• **Required task**
All of the listing below must be repeated word for word. Pictures are the only thing to omit.

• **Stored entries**
☆ ☆ ☆
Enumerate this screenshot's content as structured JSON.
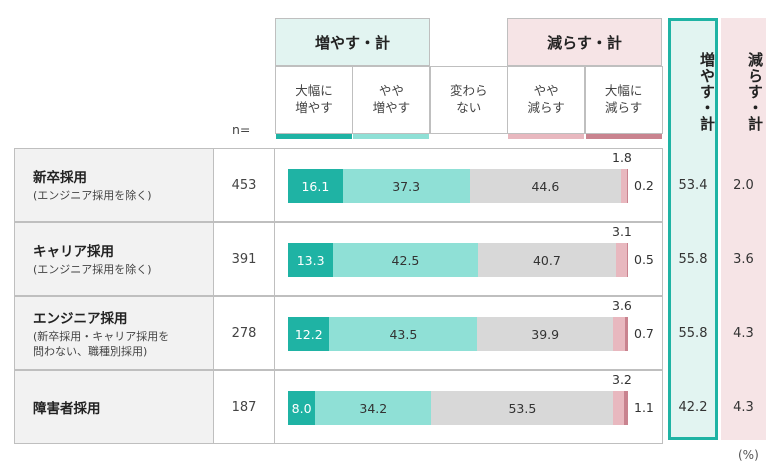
{
  "header": {
    "n_label": "n=",
    "group_increase": "増やす・計",
    "group_decrease": "減らす・計",
    "sub_labels": [
      "大幅に\n増やす",
      "やや\n増やす",
      "変わら\nない",
      "やや\n減らす",
      "大幅に\n減らす"
    ],
    "total_increase": "増やす・計",
    "total_decrease": "減らす・計"
  },
  "unit": "(%)",
  "colors": {
    "big_increase": "#1fb3a4",
    "small_increase": "#8fe0d6",
    "no_change": "#d8d8d8",
    "small_decrease": "#e8b8bf",
    "big_decrease": "#c9838f",
    "increase_header_bg": "#e2f4f1",
    "decrease_header_bg": "#f6e4e6",
    "total_increase_bg": "#e2f4f1",
    "total_increase_border": "#1fb3a4",
    "total_decrease_bg": "#f6e4e6"
  },
  "rows": [
    {
      "title": "新卒採用",
      "subtitle": "(エンジニア採用を除く)",
      "n": "453",
      "total_increase": "53.4",
      "total_decrease": "2.0"
    },
    {
      "title": "キャリア採用",
      "subtitle": "(エンジニア採用を除く)",
      "n": "391",
      "total_increase": "55.8",
      "total_decrease": "3.6"
    },
    {
      "title": "エンジニア採用",
      "subtitle": "(新卒採用・キャリア採用を\n問わない、職種別採用)",
      "n": "278",
      "total_increase": "55.8",
      "total_decrease": "4.3"
    },
    {
      "title": "障害者採用",
      "subtitle": "",
      "n": "187",
      "total_increase": "42.2",
      "total_decrease": "4.3"
    }
  ],
  "chart_data": {
    "type": "bar",
    "stacked": true,
    "orientation": "horizontal",
    "categories": [
      "新卒採用",
      "キャリア採用",
      "エンジニア採用",
      "障害者採用"
    ],
    "series": [
      {
        "name": "大幅に増やす",
        "values": [
          16.1,
          13.3,
          12.2,
          8.0
        ]
      },
      {
        "name": "やや増やす",
        "values": [
          37.3,
          42.5,
          43.5,
          34.2
        ]
      },
      {
        "name": "変わらない",
        "values": [
          44.6,
          40.7,
          39.9,
          53.5
        ]
      },
      {
        "name": "やや減らす",
        "values": [
          1.8,
          3.1,
          3.6,
          3.2
        ]
      },
      {
        "name": "大幅に減らす",
        "values": [
          0.2,
          0.5,
          0.7,
          1.1
        ]
      }
    ],
    "value_labels": [
      [
        "16.1",
        "37.3",
        "44.6",
        "1.8",
        "0.2"
      ],
      [
        "13.3",
        "42.5",
        "40.7",
        "3.1",
        "0.5"
      ],
      [
        "12.2",
        "43.5",
        "39.9",
        "3.6",
        "0.7"
      ],
      [
        "8.0",
        "34.2",
        "53.5",
        "3.2",
        "1.1"
      ]
    ],
    "xlim": [
      0,
      100
    ]
  }
}
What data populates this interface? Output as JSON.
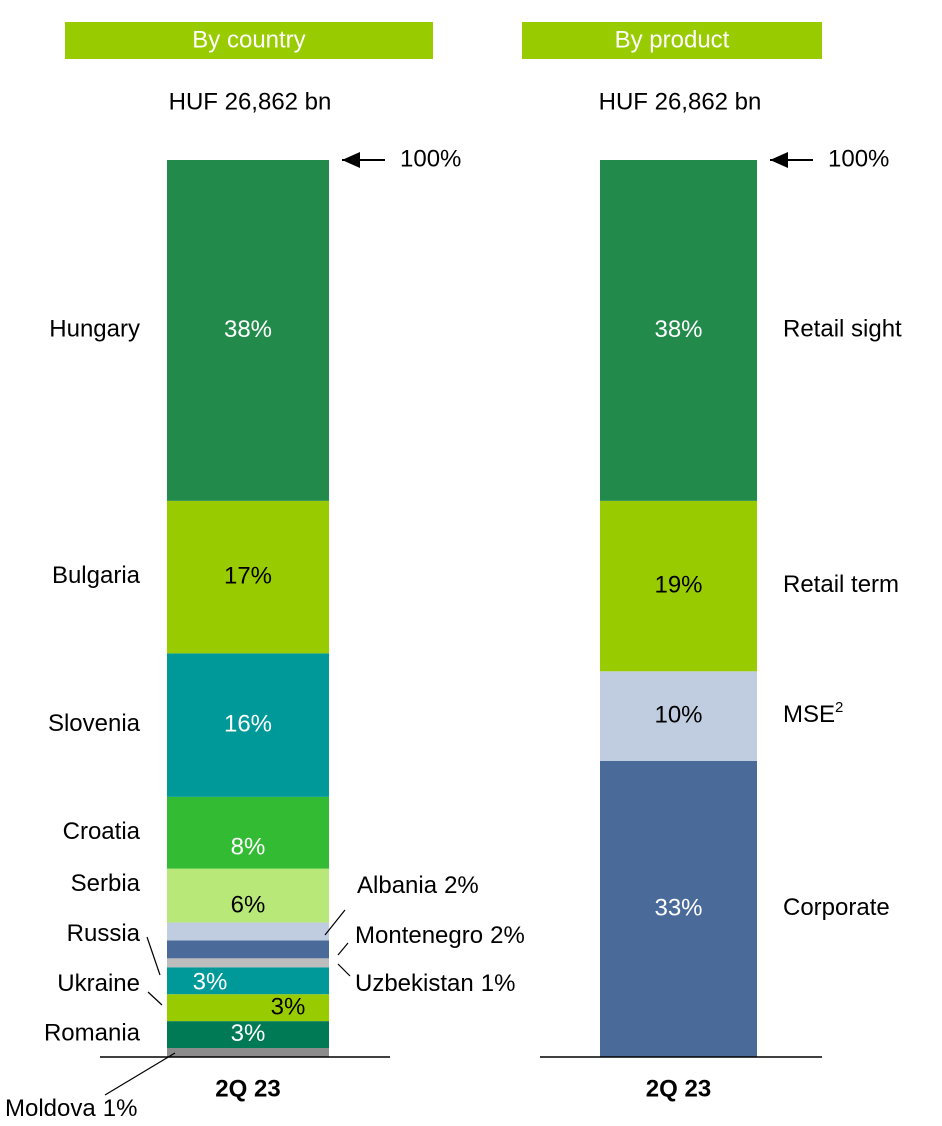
{
  "chart_data": [
    {
      "type": "bar",
      "title": "By country",
      "subtitle": "HUF 26,862 bn",
      "categories": [
        "2Q 23"
      ],
      "ylim": [
        0,
        100
      ],
      "total": {
        "value": 100,
        "label": "100%"
      },
      "series": [
        {
          "name": "Moldova",
          "color": "#8c8c8c",
          "values": [
            1
          ],
          "value_labels": [
            "1%"
          ]
        },
        {
          "name": "Romania",
          "color": "#007a55",
          "values": [
            3
          ],
          "value_labels": [
            "3%"
          ]
        },
        {
          "name": "Ukraine",
          "color": "#99cc00",
          "values": [
            3
          ],
          "value_labels": [
            "3%"
          ]
        },
        {
          "name": "Russia",
          "color": "#009999",
          "values": [
            3
          ],
          "value_labels": [
            "3%"
          ]
        },
        {
          "name": "Uzbekistan",
          "color": "#bdbdbd",
          "values": [
            1
          ],
          "value_labels": [
            "1%"
          ]
        },
        {
          "name": "Montenegro",
          "color": "#4a6b9a",
          "values": [
            2
          ],
          "value_labels": [
            "2%"
          ]
        },
        {
          "name": "Albania",
          "color": "#c0cce0",
          "values": [
            2
          ],
          "value_labels": [
            "2%"
          ]
        },
        {
          "name": "Serbia",
          "color": "#b8e878",
          "values": [
            6
          ],
          "value_labels": [
            "6%"
          ]
        },
        {
          "name": "Croatia",
          "color": "#33bb33",
          "values": [
            8
          ],
          "value_labels": [
            "8%"
          ]
        },
        {
          "name": "Slovenia",
          "color": "#009999",
          "values": [
            16
          ],
          "value_labels": [
            "16%"
          ]
        },
        {
          "name": "Bulgaria",
          "color": "#99cc00",
          "values": [
            17
          ],
          "value_labels": [
            "17%"
          ]
        },
        {
          "name": "Hungary",
          "color": "#228b4b",
          "values": [
            38
          ],
          "value_labels": [
            "38%"
          ]
        }
      ]
    },
    {
      "type": "bar",
      "title": "By product",
      "subtitle": "HUF 26,862 bn",
      "categories": [
        "2Q 23"
      ],
      "ylim": [
        0,
        100
      ],
      "total": {
        "value": 100,
        "label": "100%"
      },
      "series": [
        {
          "name": "Corporate",
          "color": "#4a6b9a",
          "values": [
            33
          ],
          "value_labels": [
            "33%"
          ]
        },
        {
          "name": "MSE",
          "footnote": "2",
          "color": "#c0cce0",
          "values": [
            10
          ],
          "value_labels": [
            "10%"
          ]
        },
        {
          "name": "Retail term",
          "color": "#99cc00",
          "values": [
            19
          ],
          "value_labels": [
            "19%"
          ]
        },
        {
          "name": "Retail sight",
          "color": "#228b4b",
          "values": [
            38
          ],
          "value_labels": [
            "38%"
          ]
        }
      ]
    }
  ]
}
☆ ☆ ☆
• **Exercise solution**
Enumerate this screenshot's content as structured JSON.
{
  "header": {
    "n_label": "n=",
    "group_increase": "増やす・計",
    "group_decrease": "減らす・計",
    "sub_labels": [
      "大幅に\n増やす",
      "やや\n増やす",
      "変わら\nない",
      "やや\n減らす",
      "大幅に\n減らす"
    ],
    "total_increase": "増やす・計",
    "total_decrease": "減らす・計"
  },
  "unit": "(%)",
  "colors": {
    "big_increase": "#1fb3a4",
    "small_increase": "#8fe0d6",
    "no_change": "#d8d8d8",
    "small_decrease": "#e8b8bf",
    "big_decrease": "#c9838f",
    "increase_header_bg": "#e2f4f1",
    "decrease_header_bg": "#f6e4e6",
    "total_increase_bg": "#e2f4f1",
    "total_increase_border": "#1fb3a4",
    "total_decrease_bg": "#f6e4e6"
  },
  "rows": [
    {
      "title": "新卒採用",
      "subtitle": "(エンジニア採用を除く)",
      "n": "453",
      "total_increase": "53.4",
      "total_decrease": "2.0"
    },
    {
      "title": "キャリア採用",
      "subtitle": "(エンジニア採用を除く)",
      "n": "391",
      "total_increase": "55.8",
      "total_decrease": "3.6"
    },
    {
      "title": "エンジニア採用",
      "subtitle": "(新卒採用・キャリア採用を\n問わない、職種別採用)",
      "n": "278",
      "total_increase": "55.8",
      "total_decrease": "4.3"
    },
    {
      "title": "障害者採用",
      "subtitle": "",
      "n": "187",
      "total_increase": "42.2",
      "total_decrease": "4.3"
    }
  ],
  "chart_data": {
    "type": "bar",
    "stacked": true,
    "orientation": "horizontal",
    "categories": [
      "新卒採用",
      "キャリア採用",
      "エンジニア採用",
      "障害者採用"
    ],
    "series": [
      {
        "name": "大幅に増やす",
        "values": [
          16.1,
          13.3,
          12.2,
          8.0
        ]
      },
      {
        "name": "やや増やす",
        "values": [
          37.3,
          42.5,
          43.5,
          34.2
        ]
      },
      {
        "name": "変わらない",
        "values": [
          44.6,
          40.7,
          39.9,
          53.5
        ]
      },
      {
        "name": "やや減らす",
        "values": [
          1.8,
          3.1,
          3.6,
          3.2
        ]
      },
      {
        "name": "大幅に減らす",
        "values": [
          0.2,
          0.5,
          0.7,
          1.1
        ]
      }
    ],
    "value_labels": [
      [
        "16.1",
        "37.3",
        "44.6",
        "1.8",
        "0.2"
      ],
      [
        "13.3",
        "42.5",
        "40.7",
        "3.1",
        "0.5"
      ],
      [
        "12.2",
        "43.5",
        "39.9",
        "3.6",
        "0.7"
      ],
      [
        "8.0",
        "34.2",
        "53.5",
        "3.2",
        "1.1"
      ]
    ],
    "xlim": [
      0,
      100
    ]
  }
}
What data populates this interface? Output as JSON.
{
  "chart_data": [
    {
      "type": "bar",
      "title": "By country",
      "subtitle": "HUF 26,862 bn",
      "categories": [
        "2Q 23"
      ],
      "ylim": [
        0,
        100
      ],
      "total": {
        "value": 100,
        "label": "100%"
      },
      "series": [
        {
          "name": "Moldova",
          "color": "#8c8c8c",
          "values": [
            1
          ],
          "value_labels": [
            "1%"
          ]
        },
        {
          "name": "Romania",
          "color": "#007a55",
          "values": [
            3
          ],
          "value_labels": [
            "3%"
          ]
        },
        {
          "name": "Ukraine",
          "color": "#99cc00",
          "values": [
            3
          ],
          "value_labels": [
            "3%"
          ]
        },
        {
          "name": "Russia",
          "color": "#009999",
          "values": [
            3
          ],
          "value_labels": [
            "3%"
          ]
        },
        {
          "name": "Uzbekistan",
          "color": "#bdbdbd",
          "values": [
            1
          ],
          "value_labels": [
            "1%"
          ]
        },
        {
          "name": "Montenegro",
          "color": "#4a6b9a",
          "values": [
            2
          ],
          "value_labels": [
            "2%"
          ]
        },
        {
          "name": "Albania",
          "color": "#c0cce0",
          "values": [
            2
          ],
          "value_labels": [
            "2%"
          ]
        },
        {
          "name": "Serbia",
          "color": "#b8e878",
          "values": [
            6
          ],
          "value_labels": [
            "6%"
          ]
        },
        {
          "name": "Croatia",
          "color": "#33bb33",
          "values": [
            8
          ],
          "value_labels": [
            "8%"
          ]
        },
        {
          "name": "Slovenia",
          "color": "#009999",
          "values": [
            16
          ],
          "value_labels": [
            "16%"
          ]
        },
        {
          "name": "Bulgaria",
          "color": "#99cc00",
          "values": [
            17
          ],
          "value_labels": [
            "17%"
          ]
        },
        {
          "name": "Hungary",
          "color": "#228b4b",
          "values": [
            38
          ],
          "value_labels": [
            "38%"
          ]
        }
      ]
    },
    {
      "type": "bar",
      "title": "By product",
      "subtitle": "HUF 26,862 bn",
      "categories": [
        "2Q 23"
      ],
      "ylim": [
        0,
        100
      ],
      "total": {
        "value": 100,
        "label": "100%"
      },
      "series": [
        {
          "name": "Corporate",
          "color": "#4a6b9a",
          "values": [
            33
          ],
          "value_labels": [
            "33%"
          ]
        },
        {
          "name": "MSE",
          "footnote": "2",
          "color": "#c0cce0",
          "values": [
            10
          ],
          "value_labels": [
            "10%"
          ]
        },
        {
          "name": "Retail term",
          "color": "#99cc00",
          "values": [
            19
          ],
          "value_labels": [
            "19%"
          ]
        },
        {
          "name": "Retail sight",
          "color": "#228b4b",
          "values": [
            38
          ],
          "value_labels": [
            "38%"
          ]
        }
      ]
    }
  ]
}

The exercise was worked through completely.